| OBJECTIVE |
Give the data again exactly as written, skipping any pictures.

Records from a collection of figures
━━━━━━━━

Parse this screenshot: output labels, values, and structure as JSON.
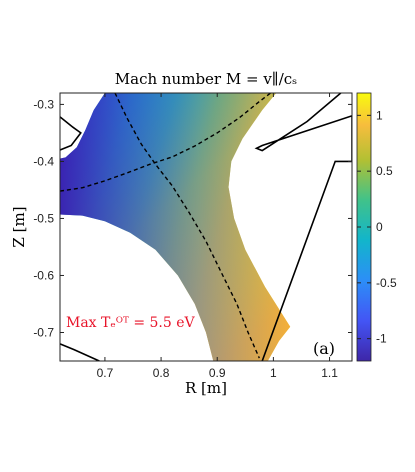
{
  "chart_data": {
    "type": "heatmap",
    "title": "Mach number M = v∥/cₛ",
    "xlabel": "R [m]",
    "ylabel": "Z [m]",
    "xlim": [
      0.62,
      1.14
    ],
    "ylim": [
      -0.75,
      -0.28
    ],
    "x_ticks": [
      0.7,
      0.8,
      0.9,
      1.0,
      1.1
    ],
    "x_tick_labels": [
      "0.7",
      "0.8",
      "0.9",
      "1",
      "1.1"
    ],
    "y_ticks": [
      -0.3,
      -0.4,
      -0.5,
      -0.6,
      -0.7
    ],
    "y_tick_labels": [
      "-0.3",
      "-0.4",
      "-0.5",
      "-0.6",
      "-0.7"
    ],
    "colorbar": {
      "range": [
        -1.2,
        1.2
      ],
      "ticks": [
        1,
        0.5,
        0,
        -0.5,
        -1
      ],
      "tick_labels": [
        "1",
        "0.5",
        "0",
        "-0.5",
        "-1"
      ],
      "colormap": "parula"
    },
    "annotation": "Max Tₑᴼᵀ = 5.5 eV",
    "panel_label": "(a)",
    "grid": false,
    "colors": {
      "annotation": "#e8142a",
      "dashed_line": "#000000",
      "wall": "#000000"
    }
  }
}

━━━━━━━━

| TASK ANSWER |
Parse this screenshot: output labels, values, and structure as JSON.
{
  "chart_data": {
    "type": "heatmap",
    "title": "Mach number M = v∥/cₛ",
    "xlabel": "R [m]",
    "ylabel": "Z [m]",
    "xlim": [
      0.62,
      1.14
    ],
    "ylim": [
      -0.75,
      -0.28
    ],
    "x_ticks": [
      0.7,
      0.8,
      0.9,
      1.0,
      1.1
    ],
    "x_tick_labels": [
      "0.7",
      "0.8",
      "0.9",
      "1",
      "1.1"
    ],
    "y_ticks": [
      -0.3,
      -0.4,
      -0.5,
      -0.6,
      -0.7
    ],
    "y_tick_labels": [
      "-0.3",
      "-0.4",
      "-0.5",
      "-0.6",
      "-0.7"
    ],
    "colorbar": {
      "range": [
        -1.2,
        1.2
      ],
      "ticks": [
        1,
        0.5,
        0,
        -0.5,
        -1
      ],
      "tick_labels": [
        "1",
        "0.5",
        "0",
        "-0.5",
        "-1"
      ],
      "colormap": "parula"
    },
    "annotation": "Max Tₑᴼᵀ = 5.5 eV",
    "panel_label": "(a)",
    "grid": false,
    "colors": {
      "annotation": "#e8142a",
      "dashed_line": "#000000",
      "wall": "#000000"
    }
  }
}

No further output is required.